─── Extracted data

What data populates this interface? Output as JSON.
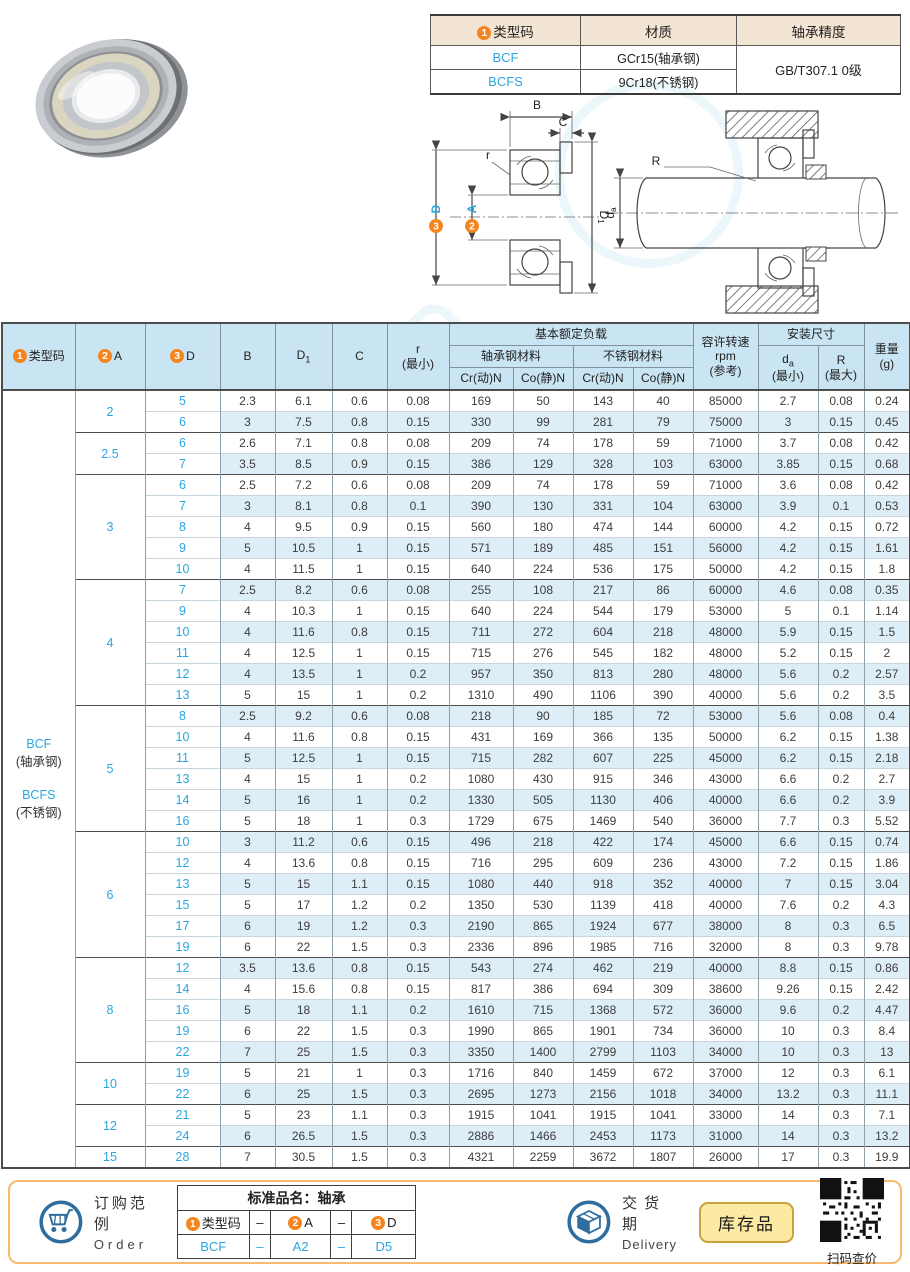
{
  "colors": {
    "accent_blue": "#2aa7e0",
    "badge_orange": "#f5861f",
    "stripe_blue": "#ddeef7",
    "header_blue": "#c9e4f2",
    "beige_header": "#f3e5d3",
    "footer_border": "#f8b96e",
    "stock_yellow": "#fce9a2",
    "icon_blue": "#2e6d9e"
  },
  "top_table": {
    "col1_badge": "1",
    "col1": "类型码",
    "col2": "材质",
    "col3": "轴承精度",
    "rows": [
      {
        "code": "BCF",
        "material": "GCr15(轴承钢)"
      },
      {
        "code": "BCFS",
        "material": "9Cr18(不锈钢)"
      }
    ],
    "precision": "GB/T307.1 0级"
  },
  "diagram": {
    "b": "B",
    "c": "C",
    "r": "r",
    "d_badge": "3",
    "d_label": "D",
    "a_badge": "2",
    "a_label": "A",
    "d1": "D",
    "d1_sub": "1",
    "R": "R",
    "da": "d",
    "da_sub": "a"
  },
  "main_table": {
    "row_count": 37,
    "header": {
      "type_badge": "1",
      "type_label": "类型码",
      "a_badge": "2",
      "a_label": "A",
      "d_badge": "3",
      "d_label": "D",
      "b": "B",
      "d1": "D",
      "d1_sub": "1",
      "c": "C",
      "r": "r",
      "r_note": "(最小)",
      "load": "基本额定负载",
      "steel": "轴承钢材料",
      "stainless": "不锈钢材料",
      "cr1": "Cr(动)N",
      "co1": "Co(静)N",
      "cr2": "Cr(动)N",
      "co2": "Co(静)N",
      "rpm1": "容许转速",
      "rpm2": "rpm",
      "rpm3": "(参考)",
      "install": "安装尺寸",
      "da": "d",
      "da_sub": "a",
      "da_note": "(最小)",
      "R": "R",
      "R_note": "(最大)",
      "weight": "重量",
      "weight_note": "(g)"
    },
    "series": [
      {
        "text": "BCF",
        "style": "blue"
      },
      {
        "text": "(轴承钢)",
        "style": "dark"
      },
      {
        "text": "",
        "style": "gap"
      },
      {
        "text": "BCFS",
        "style": "blue"
      },
      {
        "text": "(不锈钢)",
        "style": "dark"
      }
    ],
    "groups": [
      {
        "a": "2",
        "rows": [
          [
            "5",
            "2.3",
            "6.1",
            "0.6",
            "0.08",
            "169",
            "50",
            "143",
            "40",
            "85000",
            "2.7",
            "0.08",
            "0.24"
          ],
          [
            "6",
            "3",
            "7.5",
            "0.8",
            "0.15",
            "330",
            "99",
            "281",
            "79",
            "75000",
            "3",
            "0.15",
            "0.45"
          ]
        ]
      },
      {
        "a": "2.5",
        "rows": [
          [
            "6",
            "2.6",
            "7.1",
            "0.8",
            "0.08",
            "209",
            "74",
            "178",
            "59",
            "71000",
            "3.7",
            "0.08",
            "0.42"
          ],
          [
            "7",
            "3.5",
            "8.5",
            "0.9",
            "0.15",
            "386",
            "129",
            "328",
            "103",
            "63000",
            "3.85",
            "0.15",
            "0.68"
          ]
        ]
      },
      {
        "a": "3",
        "rows": [
          [
            "6",
            "2.5",
            "7.2",
            "0.6",
            "0.08",
            "209",
            "74",
            "178",
            "59",
            "71000",
            "3.6",
            "0.08",
            "0.42"
          ],
          [
            "7",
            "3",
            "8.1",
            "0.8",
            "0.1",
            "390",
            "130",
            "331",
            "104",
            "63000",
            "3.9",
            "0.1",
            "0.53"
          ],
          [
            "8",
            "4",
            "9.5",
            "0.9",
            "0.15",
            "560",
            "180",
            "474",
            "144",
            "60000",
            "4.2",
            "0.15",
            "0.72"
          ],
          [
            "9",
            "5",
            "10.5",
            "1",
            "0.15",
            "571",
            "189",
            "485",
            "151",
            "56000",
            "4.2",
            "0.15",
            "1.61"
          ],
          [
            "10",
            "4",
            "11.5",
            "1",
            "0.15",
            "640",
            "224",
            "536",
            "175",
            "50000",
            "4.2",
            "0.15",
            "1.8"
          ]
        ]
      },
      {
        "a": "4",
        "rows": [
          [
            "7",
            "2.5",
            "8.2",
            "0.6",
            "0.08",
            "255",
            "108",
            "217",
            "86",
            "60000",
            "4.6",
            "0.08",
            "0.35"
          ],
          [
            "9",
            "4",
            "10.3",
            "1",
            "0.15",
            "640",
            "224",
            "544",
            "179",
            "53000",
            "5",
            "0.1",
            "1.14"
          ],
          [
            "10",
            "4",
            "11.6",
            "0.8",
            "0.15",
            "711",
            "272",
            "604",
            "218",
            "48000",
            "5.9",
            "0.15",
            "1.5"
          ],
          [
            "11",
            "4",
            "12.5",
            "1",
            "0.15",
            "715",
            "276",
            "545",
            "182",
            "48000",
            "5.2",
            "0.15",
            "2"
          ],
          [
            "12",
            "4",
            "13.5",
            "1",
            "0.2",
            "957",
            "350",
            "813",
            "280",
            "48000",
            "5.6",
            "0.2",
            "2.57"
          ],
          [
            "13",
            "5",
            "15",
            "1",
            "0.2",
            "1310",
            "490",
            "1106",
            "390",
            "40000",
            "5.6",
            "0.2",
            "3.5"
          ]
        ]
      },
      {
        "a": "5",
        "rows": [
          [
            "8",
            "2.5",
            "9.2",
            "0.6",
            "0.08",
            "218",
            "90",
            "185",
            "72",
            "53000",
            "5.6",
            "0.08",
            "0.4"
          ],
          [
            "10",
            "4",
            "11.6",
            "0.8",
            "0.15",
            "431",
            "169",
            "366",
            "135",
            "50000",
            "6.2",
            "0.15",
            "1.38"
          ],
          [
            "11",
            "5",
            "12.5",
            "1",
            "0.15",
            "715",
            "282",
            "607",
            "225",
            "45000",
            "6.2",
            "0.15",
            "2.18"
          ],
          [
            "13",
            "4",
            "15",
            "1",
            "0.2",
            "1080",
            "430",
            "915",
            "346",
            "43000",
            "6.6",
            "0.2",
            "2.7"
          ],
          [
            "14",
            "5",
            "16",
            "1",
            "0.2",
            "1330",
            "505",
            "1130",
            "406",
            "40000",
            "6.6",
            "0.2",
            "3.9"
          ],
          [
            "16",
            "5",
            "18",
            "1",
            "0.3",
            "1729",
            "675",
            "1469",
            "540",
            "36000",
            "7.7",
            "0.3",
            "5.52"
          ]
        ]
      },
      {
        "a": "6",
        "rows": [
          [
            "10",
            "3",
            "11.2",
            "0.6",
            "0.15",
            "496",
            "218",
            "422",
            "174",
            "45000",
            "6.6",
            "0.15",
            "0.74"
          ],
          [
            "12",
            "4",
            "13.6",
            "0.8",
            "0.15",
            "716",
            "295",
            "609",
            "236",
            "43000",
            "7.2",
            "0.15",
            "1.86"
          ],
          [
            "13",
            "5",
            "15",
            "1.1",
            "0.15",
            "1080",
            "440",
            "918",
            "352",
            "40000",
            "7",
            "0.15",
            "3.04"
          ],
          [
            "15",
            "5",
            "17",
            "1.2",
            "0.2",
            "1350",
            "530",
            "1139",
            "418",
            "40000",
            "7.6",
            "0.2",
            "4.3"
          ],
          [
            "17",
            "6",
            "19",
            "1.2",
            "0.3",
            "2190",
            "865",
            "1924",
            "677",
            "38000",
            "8",
            "0.3",
            "6.5"
          ],
          [
            "19",
            "6",
            "22",
            "1.5",
            "0.3",
            "2336",
            "896",
            "1985",
            "716",
            "32000",
            "8",
            "0.3",
            "9.78"
          ]
        ]
      },
      {
        "a": "8",
        "rows": [
          [
            "12",
            "3.5",
            "13.6",
            "0.8",
            "0.15",
            "543",
            "274",
            "462",
            "219",
            "40000",
            "8.8",
            "0.15",
            "0.86"
          ],
          [
            "14",
            "4",
            "15.6",
            "0.8",
            "0.15",
            "817",
            "386",
            "694",
            "309",
            "38600",
            "9.26",
            "0.15",
            "2.42"
          ],
          [
            "16",
            "5",
            "18",
            "1.1",
            "0.2",
            "1610",
            "715",
            "1368",
            "572",
            "36000",
            "9.6",
            "0.2",
            "4.47"
          ],
          [
            "19",
            "6",
            "22",
            "1.5",
            "0.3",
            "1990",
            "865",
            "1901",
            "734",
            "36000",
            "10",
            "0.3",
            "8.4"
          ],
          [
            "22",
            "7",
            "25",
            "1.5",
            "0.3",
            "3350",
            "1400",
            "2799",
            "1103",
            "34000",
            "10",
            "0.3",
            "13"
          ]
        ]
      },
      {
        "a": "10",
        "rows": [
          [
            "19",
            "5",
            "21",
            "1",
            "0.3",
            "1716",
            "840",
            "1459",
            "672",
            "37000",
            "12",
            "0.3",
            "6.1"
          ],
          [
            "22",
            "6",
            "25",
            "1.5",
            "0.3",
            "2695",
            "1273",
            "2156",
            "1018",
            "34000",
            "13.2",
            "0.3",
            "11.1"
          ]
        ]
      },
      {
        "a": "12",
        "rows": [
          [
            "21",
            "5",
            "23",
            "1.1",
            "0.3",
            "1915",
            "1041",
            "1915",
            "1041",
            "33000",
            "14",
            "0.3",
            "7.1"
          ],
          [
            "24",
            "6",
            "26.5",
            "1.5",
            "0.3",
            "2886",
            "1466",
            "2453",
            "1173",
            "31000",
            "14",
            "0.3",
            "13.2"
          ]
        ]
      },
      {
        "a": "15",
        "rows": [
          [
            "28",
            "7",
            "30.5",
            "1.5",
            "0.3",
            "4321",
            "2259",
            "3672",
            "1807",
            "26000",
            "17",
            "0.3",
            "19.9"
          ]
        ]
      }
    ]
  },
  "footer": {
    "order_cn": "订购范例",
    "order_en": "Order",
    "order_table": {
      "title": "标准品名：轴承",
      "h1_badge": "1",
      "h1": "类型码",
      "dash1": "–",
      "h2_badge": "2",
      "h2": "A",
      "dash2": "–",
      "h3_badge": "3",
      "h3": "D",
      "v1": "BCF",
      "vdash1": "–",
      "v2": "A2",
      "vdash2": "–",
      "v3": "D5"
    },
    "delivery_cn": "交货期",
    "delivery_en": "Delivery",
    "stock_label": "库存品",
    "qr_caption": "扫码查价"
  }
}
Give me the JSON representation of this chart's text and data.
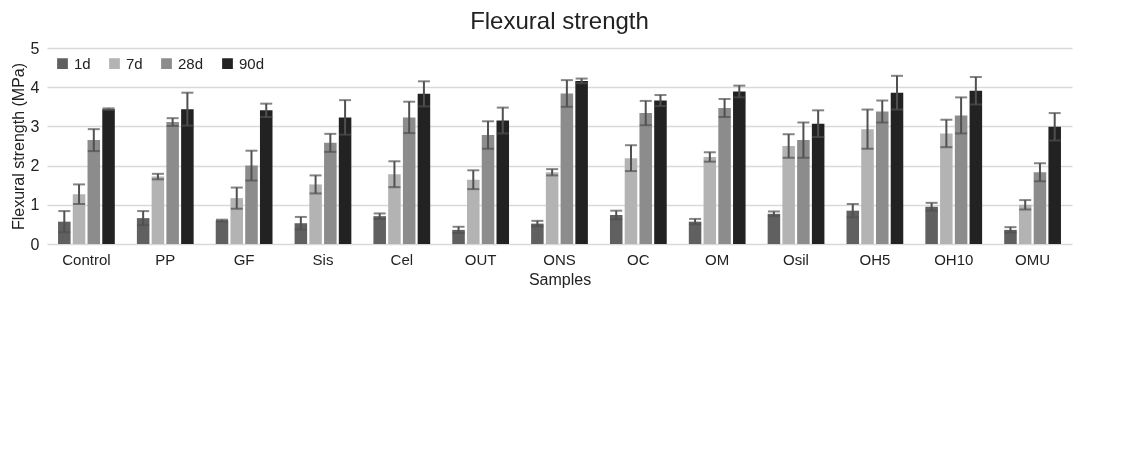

──────

Exercise brief: Copy all lines from the material that include "this".

Exercise result:
What data populates this interface? Output as JSON.
Give me the JSON representation of this chart's text and data.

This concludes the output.